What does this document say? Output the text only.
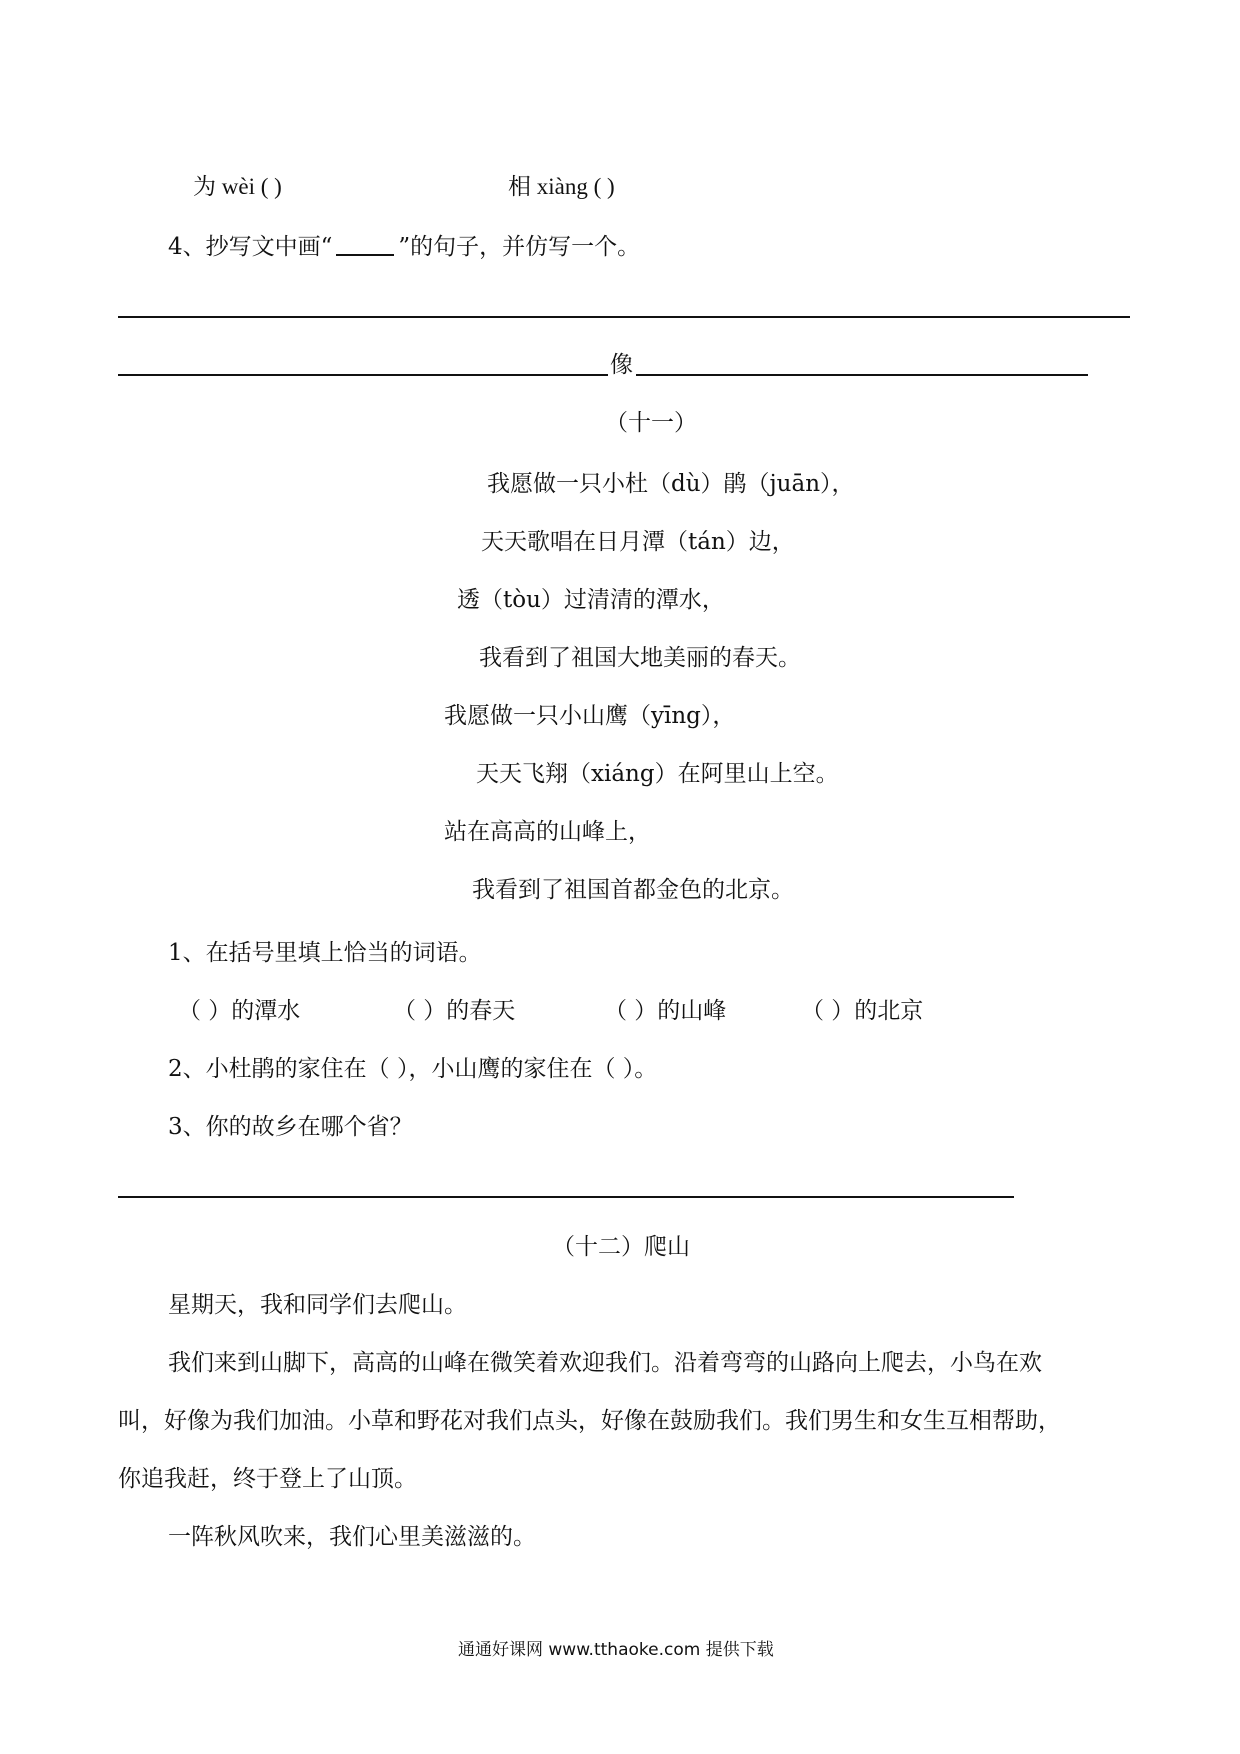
为 wèi ( )	相 xiàng ( )
4、抄写文中画“	”的句子，并仿写一个。
像
（十一）
我愿做一只小杜（dù）鹃（juān），
天天歌唱在日月潭（tán）边，
透（tòu）过清清的潭水，
我看到了祖国大地美丽的春天。
我愿做一只小山鹰（yīng），
天天飞翔（xiáng）在阿里山上空。
站在高高的山峰上，
我看到了祖国首都金色的北京。
1、在括号里填上恰当的词语。
（ ）的潭水	（ ）的春天	（ ）的山峰	（ ）的北京
2、小杜鹃的家住在（ ），小山鹰的家住在（ ）。
3、你的故乡在哪个省？
（十二）爬山
星期天，我和同学们去爬山。
我们来到山脚下，高高的山峰在微笑着欢迎我们。沿着弯弯的山路向上爬去，小鸟在欢
叫，好像为我们加油。小草和野花对我们点头，好像在鼓励我们。我们男生和女生互相帮助，
你追我赶，终于登上了山顶。
一阵秋风吹来，我们心里美滋滋的。
通通好课网 www.tthaoke.com 提供下载
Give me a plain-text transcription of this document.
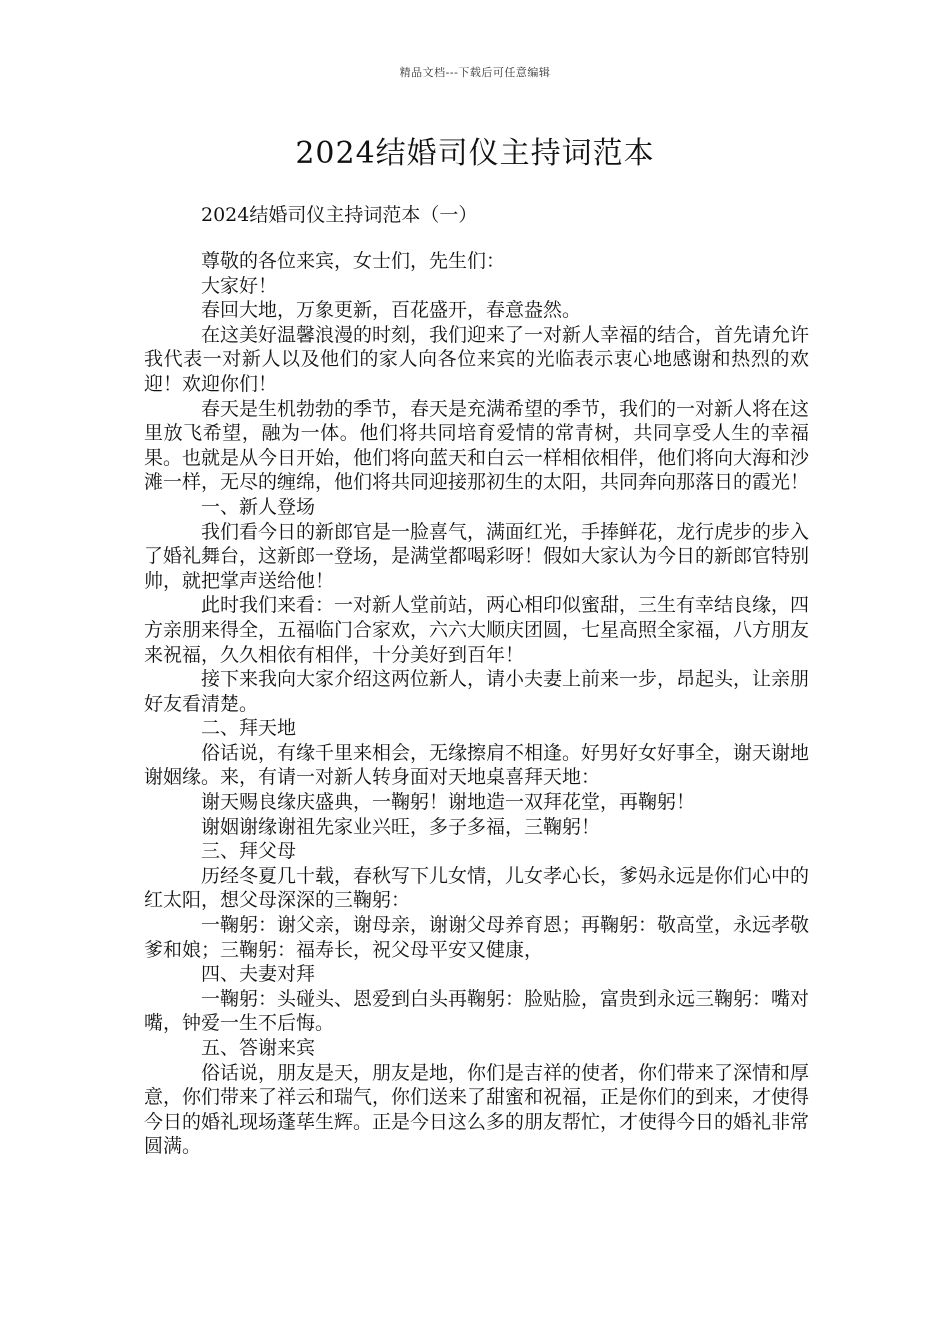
精品文档---下载后可任意编辑
2024结婚司仪主持词范本
2024结婚司仪主持词范本（一）

尊敬的各位来宾，女士们，先生们：

大家好！

春回大地，万象更新，百花盛开，春意盎然。

在这美好温馨浪漫的时刻，我们迎来了一对新人幸福的结合，首先请允许我代表一对新人以及他们的家人向各位来宾的光临表示衷心地感谢和热烈的欢迎！欢迎你们！

春天是生机勃勃的季节，春天是充满希望的季节，我们的一对新人将在这里放飞希望，融为一体。他们将共同培育爱情的常青树，共同享受人生的幸福果。也就是从今日开始，他们将向蓝天和白云一样相依相伴，他们将向大海和沙滩一样，无尽的缠绵，他们将共同迎接那初生的太阳，共同奔向那落日的霞光！

一、新人登场

我们看今日的新郎官是一脸喜气，满面红光，手捧鲜花，龙行虎步的步入了婚礼舞台，这新郎一登场，是满堂都喝彩呀！假如大家认为今日的新郎官特别帅，就把掌声送给他！

此时我们来看：一对新人堂前站，两心相印似蜜甜，三生有幸结良缘，四方亲朋来得全，五福临门合家欢，六六大顺庆团圆，七星高照全家福，八方朋友来祝福，久久相依有相伴，十分美好到百年！

接下来我向大家介绍这两位新人，请小夫妻上前来一步，昂起头，让亲朋好友看清楚。

二、拜天地

俗话说，有缘千里来相会，无缘擦肩不相逢。好男好女好事全，谢天谢地谢姻缘。来，有请一对新人转身面对天地桌喜拜天地：

谢天赐良缘庆盛典，一鞠躬！谢地造一双拜花堂，再鞠躬！

谢姻谢缘谢祖先家业兴旺，多子多福，三鞠躬！

三、拜父母

历经冬夏几十载，春秋写下儿女情，儿女孝心长，爹妈永远是你们心中的红太阳，想父母深深的三鞠躬：

一鞠躬：谢父亲，谢母亲，谢谢父母养育恩；再鞠躬：敬高堂，永远孝敬爹和娘；三鞠躬：福寿长，祝父母平安又健康，

四、夫妻对拜

一鞠躬：头碰头、恩爱到白头再鞠躬：脸贴脸，富贵到永远三鞠躬：嘴对嘴，钟爱一生不后悔。

五、答谢来宾

俗话说，朋友是天，朋友是地，你们是吉祥的使者，你们带来了深情和厚意，你们带来了祥云和瑞气，你们送来了甜蜜和祝福，正是你们的到来，才使得今日的婚礼现场蓬荜生辉。正是今日这么多的朋友帮忙，才使得今日的婚礼非常圆满。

*Written task*: Above are the records. Copy exactly, and only, the lines from the line containing "Give me a plain-text" through the last one, omitting any pictures.

*Response for this exercise*:
Give me a plain-text transcription of this document.
精品文档---下载后可任意编辑
2024结婚司仪主持词范本
2024结婚司仪主持词范本（一）

尊敬的各位来宾，女士们，先生们：

大家好！

春回大地，万象更新，百花盛开，春意盎然。

在这美好温馨浪漫的时刻，我们迎来了一对新人幸福的结合，首先请允许我代表一对新人以及他们的家人向各位来宾的光临表示衷心地感谢和热烈的欢迎！欢迎你们！

春天是生机勃勃的季节，春天是充满希望的季节，我们的一对新人将在这里放飞希望，融为一体。他们将共同培育爱情的常青树，共同享受人生的幸福果。也就是从今日开始，他们将向蓝天和白云一样相依相伴，他们将向大海和沙滩一样，无尽的缠绵，他们将共同迎接那初生的太阳，共同奔向那落日的霞光！

一、新人登场

我们看今日的新郎官是一脸喜气，满面红光，手捧鲜花，龙行虎步的步入了婚礼舞台，这新郎一登场，是满堂都喝彩呀！假如大家认为今日的新郎官特别帅，就把掌声送给他！

此时我们来看：一对新人堂前站，两心相印似蜜甜，三生有幸结良缘，四方亲朋来得全，五福临门合家欢，六六大顺庆团圆，七星高照全家福，八方朋友来祝福，久久相依有相伴，十分美好到百年！

接下来我向大家介绍这两位新人，请小夫妻上前来一步，昂起头，让亲朋好友看清楚。

二、拜天地

俗话说，有缘千里来相会，无缘擦肩不相逢。好男好女好事全，谢天谢地谢姻缘。来，有请一对新人转身面对天地桌喜拜天地：

谢天赐良缘庆盛典，一鞠躬！谢地造一双拜花堂，再鞠躬！

谢姻谢缘谢祖先家业兴旺，多子多福，三鞠躬！

三、拜父母

历经冬夏几十载，春秋写下儿女情，儿女孝心长，爹妈永远是你们心中的红太阳，想父母深深的三鞠躬：

一鞠躬：谢父亲，谢母亲，谢谢父母养育恩；再鞠躬：敬高堂，永远孝敬爹和娘；三鞠躬：福寿长，祝父母平安又健康，

四、夫妻对拜

一鞠躬：头碰头、恩爱到白头再鞠躬：脸贴脸，富贵到永远三鞠躬：嘴对嘴，钟爱一生不后悔。

五、答谢来宾

俗话说，朋友是天，朋友是地，你们是吉祥的使者，你们带来了深情和厚意，你们带来了祥云和瑞气，你们送来了甜蜜和祝福，正是你们的到来，才使得今日的婚礼现场蓬荜生辉。正是今日这么多的朋友帮忙，才使得今日的婚礼非常圆满。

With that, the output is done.